#### Written task
Copy out each line below exactly as it appears.

#### Data for processing
--- --- ---

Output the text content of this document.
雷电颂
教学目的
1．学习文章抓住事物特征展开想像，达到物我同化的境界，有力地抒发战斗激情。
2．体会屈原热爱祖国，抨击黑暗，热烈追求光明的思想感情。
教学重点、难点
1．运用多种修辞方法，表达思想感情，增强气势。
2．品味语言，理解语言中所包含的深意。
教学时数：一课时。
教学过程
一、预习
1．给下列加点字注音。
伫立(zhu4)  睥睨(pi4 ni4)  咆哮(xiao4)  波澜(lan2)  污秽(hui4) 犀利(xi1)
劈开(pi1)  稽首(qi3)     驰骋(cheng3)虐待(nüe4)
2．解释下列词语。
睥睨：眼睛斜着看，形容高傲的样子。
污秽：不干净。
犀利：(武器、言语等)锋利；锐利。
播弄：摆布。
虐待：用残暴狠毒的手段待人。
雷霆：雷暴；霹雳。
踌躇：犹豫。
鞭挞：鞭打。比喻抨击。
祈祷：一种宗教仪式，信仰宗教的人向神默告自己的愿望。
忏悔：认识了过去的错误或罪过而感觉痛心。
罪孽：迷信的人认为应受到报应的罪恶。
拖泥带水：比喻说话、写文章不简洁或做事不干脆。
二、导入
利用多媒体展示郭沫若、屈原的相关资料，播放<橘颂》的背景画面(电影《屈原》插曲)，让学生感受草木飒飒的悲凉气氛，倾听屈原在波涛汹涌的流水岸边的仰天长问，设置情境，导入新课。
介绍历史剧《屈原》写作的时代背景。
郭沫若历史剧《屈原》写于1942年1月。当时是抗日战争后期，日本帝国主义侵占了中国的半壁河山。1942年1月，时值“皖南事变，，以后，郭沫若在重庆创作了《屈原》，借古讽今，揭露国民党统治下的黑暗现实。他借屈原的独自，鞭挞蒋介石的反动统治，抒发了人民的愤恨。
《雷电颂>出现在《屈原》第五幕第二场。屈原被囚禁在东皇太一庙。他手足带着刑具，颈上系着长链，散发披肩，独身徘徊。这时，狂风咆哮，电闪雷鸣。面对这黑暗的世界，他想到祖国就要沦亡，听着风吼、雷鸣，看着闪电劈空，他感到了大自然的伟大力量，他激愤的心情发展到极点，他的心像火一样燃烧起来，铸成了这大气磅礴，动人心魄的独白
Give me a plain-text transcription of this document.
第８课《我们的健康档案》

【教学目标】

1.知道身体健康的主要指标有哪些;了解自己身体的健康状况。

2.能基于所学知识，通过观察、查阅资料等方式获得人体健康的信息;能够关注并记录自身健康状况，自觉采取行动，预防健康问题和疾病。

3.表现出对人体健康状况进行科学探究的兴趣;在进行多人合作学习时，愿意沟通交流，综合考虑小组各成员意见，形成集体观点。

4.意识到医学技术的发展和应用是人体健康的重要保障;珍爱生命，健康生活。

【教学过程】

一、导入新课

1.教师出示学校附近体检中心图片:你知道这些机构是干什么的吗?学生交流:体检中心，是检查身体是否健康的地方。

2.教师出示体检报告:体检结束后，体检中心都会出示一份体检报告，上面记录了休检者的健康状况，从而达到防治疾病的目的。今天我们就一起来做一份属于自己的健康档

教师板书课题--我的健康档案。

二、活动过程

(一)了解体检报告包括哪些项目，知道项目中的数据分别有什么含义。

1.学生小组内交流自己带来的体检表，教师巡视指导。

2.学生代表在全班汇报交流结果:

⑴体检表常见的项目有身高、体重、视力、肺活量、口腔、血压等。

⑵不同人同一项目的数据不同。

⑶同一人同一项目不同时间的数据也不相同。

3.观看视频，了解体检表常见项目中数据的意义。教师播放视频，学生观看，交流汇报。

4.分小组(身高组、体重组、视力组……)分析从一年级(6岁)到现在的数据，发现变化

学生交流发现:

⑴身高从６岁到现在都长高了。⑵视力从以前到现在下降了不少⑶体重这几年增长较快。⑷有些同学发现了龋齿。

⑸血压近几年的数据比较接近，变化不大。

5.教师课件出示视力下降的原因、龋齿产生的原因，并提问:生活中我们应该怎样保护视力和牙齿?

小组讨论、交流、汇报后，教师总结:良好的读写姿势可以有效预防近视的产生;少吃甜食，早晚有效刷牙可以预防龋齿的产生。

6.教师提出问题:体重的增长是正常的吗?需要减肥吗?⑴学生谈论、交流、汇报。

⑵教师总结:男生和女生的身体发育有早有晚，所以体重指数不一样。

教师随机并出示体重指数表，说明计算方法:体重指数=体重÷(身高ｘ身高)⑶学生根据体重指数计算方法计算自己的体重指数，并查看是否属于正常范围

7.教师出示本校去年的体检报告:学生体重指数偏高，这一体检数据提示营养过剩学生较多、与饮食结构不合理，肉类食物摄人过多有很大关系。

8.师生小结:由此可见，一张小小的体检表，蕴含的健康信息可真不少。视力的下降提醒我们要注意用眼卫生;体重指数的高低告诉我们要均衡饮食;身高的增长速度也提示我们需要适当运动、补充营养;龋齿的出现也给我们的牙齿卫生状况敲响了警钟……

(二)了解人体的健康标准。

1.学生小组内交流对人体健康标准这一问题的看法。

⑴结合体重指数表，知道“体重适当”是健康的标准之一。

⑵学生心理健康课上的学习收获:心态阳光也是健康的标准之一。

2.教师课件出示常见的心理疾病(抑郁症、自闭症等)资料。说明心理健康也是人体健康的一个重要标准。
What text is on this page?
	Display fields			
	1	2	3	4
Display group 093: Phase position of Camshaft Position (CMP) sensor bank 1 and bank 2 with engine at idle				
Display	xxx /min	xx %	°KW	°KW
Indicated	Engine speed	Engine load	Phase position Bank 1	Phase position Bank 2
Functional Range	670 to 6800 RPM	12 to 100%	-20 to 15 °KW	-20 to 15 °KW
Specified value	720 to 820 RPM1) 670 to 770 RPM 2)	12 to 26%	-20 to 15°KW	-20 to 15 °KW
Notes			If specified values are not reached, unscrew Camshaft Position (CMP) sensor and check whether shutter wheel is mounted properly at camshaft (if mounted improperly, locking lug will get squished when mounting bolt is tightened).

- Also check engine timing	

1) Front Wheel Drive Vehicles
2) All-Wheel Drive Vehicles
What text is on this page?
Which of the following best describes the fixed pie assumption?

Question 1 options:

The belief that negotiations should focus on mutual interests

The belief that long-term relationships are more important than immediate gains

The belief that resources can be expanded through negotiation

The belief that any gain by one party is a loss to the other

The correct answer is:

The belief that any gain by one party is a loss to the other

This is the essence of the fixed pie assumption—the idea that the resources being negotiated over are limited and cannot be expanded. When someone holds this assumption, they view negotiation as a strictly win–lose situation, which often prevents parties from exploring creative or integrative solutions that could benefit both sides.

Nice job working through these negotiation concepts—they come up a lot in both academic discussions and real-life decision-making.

--- --- ---

#### Exercise output
Output the text content of this document.
雷电颂
教学目的
1．学习文章抓住事物特征展开想像，达到物我同化的境界，有力地抒发战斗激情。
2．体会屈原热爱祖国，抨击黑暗，热烈追求光明的思想感情。
教学重点、难点
1．运用多种修辞方法，表达思想感情，增强气势。
2．品味语言，理解语言中所包含的深意。
教学时数：一课时。
教学过程
一、预习
1．给下列加点字注音。
伫立(zhu4)  睥睨(pi4 ni4)  咆哮(xiao4)  波澜(lan2)  污秽(hui4) 犀利(xi1)
劈开(pi1)  稽首(qi3)     驰骋(cheng3)虐待(nüe4)
2．解释下列词语。
睥睨：眼睛斜着看，形容高傲的样子。
污秽：不干净。
犀利：(武器、言语等)锋利；锐利。
播弄：摆布。
虐待：用残暴狠毒的手段待人。
雷霆：雷暴；霹雳。
踌躇：犹豫。
鞭挞：鞭打。比喻抨击。
祈祷：一种宗教仪式，信仰宗教的人向神默告自己的愿望。
忏悔：认识了过去的错误或罪过而感觉痛心。
罪孽：迷信的人认为应受到报应的罪恶。
拖泥带水：比喻说话、写文章不简洁或做事不干脆。
二、导入
利用多媒体展示郭沫若、屈原的相关资料，播放<橘颂》的背景画面(电影《屈原》插曲)，让学生感受草木飒飒的悲凉气氛，倾听屈原在波涛汹涌的流水岸边的仰天长问，设置情境，导入新课。
介绍历史剧《屈原》写作的时代背景。
郭沫若历史剧《屈原》写于1942年1月。当时是抗日战争后期，日本帝国主义侵占了中国的半壁河山。1942年1月，时值“皖南事变，，以后，郭沫若在重庆创作了《屈原》，借古讽今，揭露国民党统治下的黑暗现实。他借屈原的独自，鞭挞蒋介石的反动统治，抒发了人民的愤恨。
《雷电颂>出现在《屈原》第五幕第二场。屈原被囚禁在东皇太一庙。他手足带着刑具，颈上系着长链，散发披肩，独身徘徊。这时，狂风咆哮，电闪雷鸣。面对这黑暗的世界，他想到祖国就要沦亡，听着风吼、雷鸣，看着闪电劈空，他感到了大自然的伟大力量，他激愤的心情发展到极点，他的心像火一样燃烧起来，铸成了这大气磅礴，动人心魄的独白
Give me a plain-text transcription of this document.
第８课《我们的健康档案》

【教学目标】

1.知道身体健康的主要指标有哪些;了解自己身体的健康状况。

2.能基于所学知识，通过观察、查阅资料等方式获得人体健康的信息;能够关注并记录自身健康状况，自觉采取行动，预防健康问题和疾病。

3.表现出对人体健康状况进行科学探究的兴趣;在进行多人合作学习时，愿意沟通交流，综合考虑小组各成员意见，形成集体观点。

4.意识到医学技术的发展和应用是人体健康的重要保障;珍爱生命，健康生活。

【教学过程】

一、导入新课

1.教师出示学校附近体检中心图片:你知道这些机构是干什么的吗?学生交流:体检中心，是检查身体是否健康的地方。

2.教师出示体检报告:体检结束后，体检中心都会出示一份体检报告，上面记录了休检者的健康状况，从而达到防治疾病的目的。今天我们就一起来做一份属于自己的健康档

教师板书课题--我的健康档案。

二、活动过程

(一)了解体检报告包括哪些项目，知道项目中的数据分别有什么含义。

1.学生小组内交流自己带来的体检表，教师巡视指导。

2.学生代表在全班汇报交流结果:

⑴体检表常见的项目有身高、体重、视力、肺活量、口腔、血压等。

⑵不同人同一项目的数据不同。

⑶同一人同一项目不同时间的数据也不相同。

3.观看视频，了解体检表常见项目中数据的意义。教师播放视频，学生观看，交流汇报。

4.分小组(身高组、体重组、视力组……)分析从一年级(6岁)到现在的数据，发现变化

学生交流发现:

⑴身高从６岁到现在都长高了。⑵视力从以前到现在下降了不少⑶体重这几年增长较快。⑷有些同学发现了龋齿。

⑸血压近几年的数据比较接近，变化不大。

5.教师课件出示视力下降的原因、龋齿产生的原因，并提问:生活中我们应该怎样保护视力和牙齿?

小组讨论、交流、汇报后，教师总结:良好的读写姿势可以有效预防近视的产生;少吃甜食，早晚有效刷牙可以预防龋齿的产生。

6.教师提出问题:体重的增长是正常的吗?需要减肥吗?⑴学生谈论、交流、汇报。

⑵教师总结:男生和女生的身体发育有早有晚，所以体重指数不一样。

教师随机并出示体重指数表，说明计算方法:体重指数=体重÷(身高ｘ身高)⑶学生根据体重指数计算方法计算自己的体重指数，并查看是否属于正常范围

7.教师出示本校去年的体检报告:学生体重指数偏高，这一体检数据提示营养过剩学生较多、与饮食结构不合理，肉类食物摄人过多有很大关系。

8.师生小结:由此可见，一张小小的体检表，蕴含的健康信息可真不少。视力的下降提醒我们要注意用眼卫生;体重指数的高低告诉我们要均衡饮食;身高的增长速度也提示我们需要适当运动、补充营养;龋齿的出现也给我们的牙齿卫生状况敲响了警钟……

(二)了解人体的健康标准。

1.学生小组内交流对人体健康标准这一问题的看法。

⑴结合体重指数表，知道“体重适当”是健康的标准之一。

⑵学生心理健康课上的学习收获:心态阳光也是健康的标准之一。

2.教师课件出示常见的心理疾病(抑郁症、自闭症等)资料。说明心理健康也是人体健康的一个重要标准。
What text is on this page?
	Display fields			
	1	2	3	4
Display group 093: Phase position of Camshaft Position (CMP) sensor bank 1 and bank 2 with engine at idle				
Display	xxx /min	xx %	°KW	°KW
Indicated	Engine speed	Engine load	Phase position Bank 1	Phase position Bank 2
Functional Range	670 to 6800 RPM	12 to 100%	-20 to 15 °KW	-20 to 15 °KW
Specified value	720 to 820 RPM1) 670 to 770 RPM 2)	12 to 26%	-20 to 15°KW	-20 to 15 °KW
Notes			If specified values are not reached, unscrew Camshaft Position (CMP) sensor and check whether shutter wheel is mounted properly at camshaft (if mounted improperly, locking lug will get squished when mounting bolt is tightened).

- Also check engine timing	

1) Front Wheel Drive Vehicles
2) All-Wheel Drive Vehicles
What text is on this page?
Which of the following best describes the fixed pie assumption?

Question 1 options:

The belief that negotiations should focus on mutual interests

The belief that long-term relationships are more important than immediate gains

The belief that resources can be expanded through negotiation

The belief that any gain by one party is a loss to the other

The correct answer is:

The belief that any gain by one party is a loss to the other

This is the essence of the fixed pie assumption—the idea that the resources being negotiated over are limited and cannot be expanded. When someone holds this assumption, they view negotiation as a strictly win–lose situation, which often prevents parties from exploring creative or integrative solutions that could benefit both sides.

Nice job working through these negotiation concepts—they come up a lot in both academic discussions and real-life decision-making.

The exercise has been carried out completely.